| EXERCISE INPUTS |
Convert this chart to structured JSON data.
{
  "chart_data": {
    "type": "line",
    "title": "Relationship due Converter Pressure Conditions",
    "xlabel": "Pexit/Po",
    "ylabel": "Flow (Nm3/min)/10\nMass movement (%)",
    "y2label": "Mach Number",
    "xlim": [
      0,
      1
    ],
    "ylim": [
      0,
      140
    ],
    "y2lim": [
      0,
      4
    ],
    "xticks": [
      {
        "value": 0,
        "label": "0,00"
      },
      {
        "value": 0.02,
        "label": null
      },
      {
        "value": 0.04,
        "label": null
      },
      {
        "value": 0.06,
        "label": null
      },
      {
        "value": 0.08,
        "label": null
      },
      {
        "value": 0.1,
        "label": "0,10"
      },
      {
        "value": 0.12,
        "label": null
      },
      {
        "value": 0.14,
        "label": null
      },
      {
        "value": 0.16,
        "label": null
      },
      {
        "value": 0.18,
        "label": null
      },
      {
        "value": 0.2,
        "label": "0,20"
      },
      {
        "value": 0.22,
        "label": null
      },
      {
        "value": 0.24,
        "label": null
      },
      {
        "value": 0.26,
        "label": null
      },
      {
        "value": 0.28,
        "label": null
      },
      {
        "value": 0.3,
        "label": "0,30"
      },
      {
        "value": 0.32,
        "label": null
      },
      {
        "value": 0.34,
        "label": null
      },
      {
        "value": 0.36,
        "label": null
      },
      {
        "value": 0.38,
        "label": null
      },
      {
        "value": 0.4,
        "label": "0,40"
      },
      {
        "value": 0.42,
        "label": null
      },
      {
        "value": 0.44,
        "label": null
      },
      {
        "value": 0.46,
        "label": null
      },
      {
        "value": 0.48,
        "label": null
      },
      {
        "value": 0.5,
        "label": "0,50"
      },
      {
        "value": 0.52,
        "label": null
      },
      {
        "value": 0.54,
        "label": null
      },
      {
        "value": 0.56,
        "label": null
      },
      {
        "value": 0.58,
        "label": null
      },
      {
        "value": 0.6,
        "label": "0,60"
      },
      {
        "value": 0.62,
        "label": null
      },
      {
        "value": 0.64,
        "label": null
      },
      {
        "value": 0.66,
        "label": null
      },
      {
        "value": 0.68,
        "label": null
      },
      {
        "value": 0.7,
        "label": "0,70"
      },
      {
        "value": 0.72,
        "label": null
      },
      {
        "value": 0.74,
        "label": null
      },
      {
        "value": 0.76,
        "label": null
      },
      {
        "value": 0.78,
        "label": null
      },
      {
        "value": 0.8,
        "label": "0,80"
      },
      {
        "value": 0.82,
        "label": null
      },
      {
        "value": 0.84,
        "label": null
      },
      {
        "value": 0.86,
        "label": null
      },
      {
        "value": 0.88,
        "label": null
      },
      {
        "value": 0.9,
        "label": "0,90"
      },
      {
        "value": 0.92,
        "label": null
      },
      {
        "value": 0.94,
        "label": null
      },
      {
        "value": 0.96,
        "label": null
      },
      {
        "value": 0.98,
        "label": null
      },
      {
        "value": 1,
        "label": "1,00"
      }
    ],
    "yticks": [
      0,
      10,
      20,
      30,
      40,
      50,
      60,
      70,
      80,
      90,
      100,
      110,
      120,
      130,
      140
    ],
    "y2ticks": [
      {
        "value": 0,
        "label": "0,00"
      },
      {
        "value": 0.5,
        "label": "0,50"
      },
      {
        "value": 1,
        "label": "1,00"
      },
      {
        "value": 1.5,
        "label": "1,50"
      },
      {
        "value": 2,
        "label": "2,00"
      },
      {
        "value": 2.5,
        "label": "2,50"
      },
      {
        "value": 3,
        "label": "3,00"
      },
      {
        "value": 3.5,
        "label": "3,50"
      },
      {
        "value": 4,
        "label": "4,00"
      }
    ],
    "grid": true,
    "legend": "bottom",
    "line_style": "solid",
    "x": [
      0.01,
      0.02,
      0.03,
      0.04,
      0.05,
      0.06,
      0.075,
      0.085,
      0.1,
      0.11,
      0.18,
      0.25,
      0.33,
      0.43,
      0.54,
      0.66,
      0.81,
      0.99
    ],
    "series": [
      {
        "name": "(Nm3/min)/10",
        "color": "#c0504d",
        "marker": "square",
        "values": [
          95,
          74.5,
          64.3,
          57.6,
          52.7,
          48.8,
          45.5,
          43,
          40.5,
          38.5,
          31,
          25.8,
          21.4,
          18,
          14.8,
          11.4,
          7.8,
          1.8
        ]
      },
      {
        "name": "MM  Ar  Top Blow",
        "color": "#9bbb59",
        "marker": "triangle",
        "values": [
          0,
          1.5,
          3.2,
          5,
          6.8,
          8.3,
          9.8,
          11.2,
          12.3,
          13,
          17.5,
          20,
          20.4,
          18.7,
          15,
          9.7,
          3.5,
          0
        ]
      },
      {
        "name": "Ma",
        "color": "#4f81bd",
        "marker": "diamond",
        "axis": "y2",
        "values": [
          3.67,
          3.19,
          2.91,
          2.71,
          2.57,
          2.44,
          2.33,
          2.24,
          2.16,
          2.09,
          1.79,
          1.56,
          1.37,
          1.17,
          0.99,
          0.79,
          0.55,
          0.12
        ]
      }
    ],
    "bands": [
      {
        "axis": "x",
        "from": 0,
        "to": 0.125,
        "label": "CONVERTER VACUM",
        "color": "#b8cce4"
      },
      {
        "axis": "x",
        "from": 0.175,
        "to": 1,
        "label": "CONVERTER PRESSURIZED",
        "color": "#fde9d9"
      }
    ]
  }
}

| TASK REQUIREMENTS |
Output every line above without altering anything.

| PROBLEM SOLUTION |
Convert this chart to structured JSON data.
{
  "chart_data": {
    "type": "line",
    "title": "Relationship due Converter Pressure Conditions",
    "xlabel": "Pexit/Po",
    "ylabel": "Flow (Nm3/min)/10\nMass movement (%)",
    "y2label": "Mach Number",
    "xlim": [
      0,
      1
    ],
    "ylim": [
      0,
      140
    ],
    "y2lim": [
      0,
      4
    ],
    "xticks": [
      {
        "value": 0,
        "label": "0,00"
      },
      {
        "value": 0.02,
        "label": null
      },
      {
        "value": 0.04,
        "label": null
      },
      {
        "value": 0.06,
        "label": null
      },
      {
        "value": 0.08,
        "label": null
      },
      {
        "value": 0.1,
        "label": "0,10"
      },
      {
        "value": 0.12,
        "label": null
      },
      {
        "value": 0.14,
        "label": null
      },
      {
        "value": 0.16,
        "label": null
      },
      {
        "value": 0.18,
        "label": null
      },
      {
        "value": 0.2,
        "label": "0,20"
      },
      {
        "value": 0.22,
        "label": null
      },
      {
        "value": 0.24,
        "label": null
      },
      {
        "value": 0.26,
        "label": null
      },
      {
        "value": 0.28,
        "label": null
      },
      {
        "value": 0.3,
        "label": "0,30"
      },
      {
        "value": 0.32,
        "label": null
      },
      {
        "value": 0.34,
        "label": null
      },
      {
        "value": 0.36,
        "label": null
      },
      {
        "value": 0.38,
        "label": null
      },
      {
        "value": 0.4,
        "label": "0,40"
      },
      {
        "value": 0.42,
        "label": null
      },
      {
        "value": 0.44,
        "label": null
      },
      {
        "value": 0.46,
        "label": null
      },
      {
        "value": 0.48,
        "label": null
      },
      {
        "value": 0.5,
        "label": "0,50"
      },
      {
        "value": 0.52,
        "label": null
      },
      {
        "value": 0.54,
        "label": null
      },
      {
        "value": 0.56,
        "label": null
      },
      {
        "value": 0.58,
        "label": null
      },
      {
        "value": 0.6,
        "label": "0,60"
      },
      {
        "value": 0.62,
        "label": null
      },
      {
        "value": 0.64,
        "label": null
      },
      {
        "value": 0.66,
        "label": null
      },
      {
        "value": 0.68,
        "label": null
      },
      {
        "value": 0.7,
        "label": "0,70"
      },
      {
        "value": 0.72,
        "label": null
      },
      {
        "value": 0.74,
        "label": null
      },
      {
        "value": 0.76,
        "label": null
      },
      {
        "value": 0.78,
        "label": null
      },
      {
        "value": 0.8,
        "label": "0,80"
      },
      {
        "value": 0.82,
        "label": null
      },
      {
        "value": 0.84,
        "label": null
      },
      {
        "value": 0.86,
        "label": null
      },
      {
        "value": 0.88,
        "label": null
      },
      {
        "value": 0.9,
        "label": "0,90"
      },
      {
        "value": 0.92,
        "label": null
      },
      {
        "value": 0.94,
        "label": null
      },
      {
        "value": 0.96,
        "label": null
      },
      {
        "value": 0.98,
        "label": null
      },
      {
        "value": 1,
        "label": "1,00"
      }
    ],
    "yticks": [
      0,
      10,
      20,
      30,
      40,
      50,
      60,
      70,
      80,
      90,
      100,
      110,
      120,
      130,
      140
    ],
    "y2ticks": [
      {
        "value": 0,
        "label": "0,00"
      },
      {
        "value": 0.5,
        "label": "0,50"
      },
      {
        "value": 1,
        "label": "1,00"
      },
      {
        "value": 1.5,
        "label": "1,50"
      },
      {
        "value": 2,
        "label": "2,00"
      },
      {
        "value": 2.5,
        "label": "2,50"
      },
      {
        "value": 3,
        "label": "3,00"
      },
      {
        "value": 3.5,
        "label": "3,50"
      },
      {
        "value": 4,
        "label": "4,00"
      }
    ],
    "grid": true,
    "legend": "bottom",
    "line_style": "solid",
    "x": [
      0.01,
      0.02,
      0.03,
      0.04,
      0.05,
      0.06,
      0.075,
      0.085,
      0.1,
      0.11,
      0.18,
      0.25,
      0.33,
      0.43,
      0.54,
      0.66,
      0.81,
      0.99
    ],
    "series": [
      {
        "name": "(Nm3/min)/10",
        "color": "#c0504d",
        "marker": "square",
        "values": [
          95,
          74.5,
          64.3,
          57.6,
          52.7,
          48.8,
          45.5,
          43,
          40.5,
          38.5,
          31,
          25.8,
          21.4,
          18,
          14.8,
          11.4,
          7.8,
          1.8
        ]
      },
      {
        "name": "MM  Ar  Top Blow",
        "color": "#9bbb59",
        "marker": "triangle",
        "values": [
          0,
          1.5,
          3.2,
          5,
          6.8,
          8.3,
          9.8,
          11.2,
          12.3,
          13,
          17.5,
          20,
          20.4,
          18.7,
          15,
          9.7,
          3.5,
          0
        ]
      },
      {
        "name": "Ma",
        "color": "#4f81bd",
        "marker": "diamond",
        "axis": "y2",
        "values": [
          3.67,
          3.19,
          2.91,
          2.71,
          2.57,
          2.44,
          2.33,
          2.24,
          2.16,
          2.09,
          1.79,
          1.56,
          1.37,
          1.17,
          0.99,
          0.79,
          0.55,
          0.12
        ]
      }
    ],
    "bands": [
      {
        "axis": "x",
        "from": 0,
        "to": 0.125,
        "label": "CONVERTER VACUM",
        "color": "#b8cce4"
      },
      {
        "axis": "x",
        "from": 0.175,
        "to": 1,
        "label": "CONVERTER PRESSURIZED",
        "color": "#fde9d9"
      }
    ]
  }
}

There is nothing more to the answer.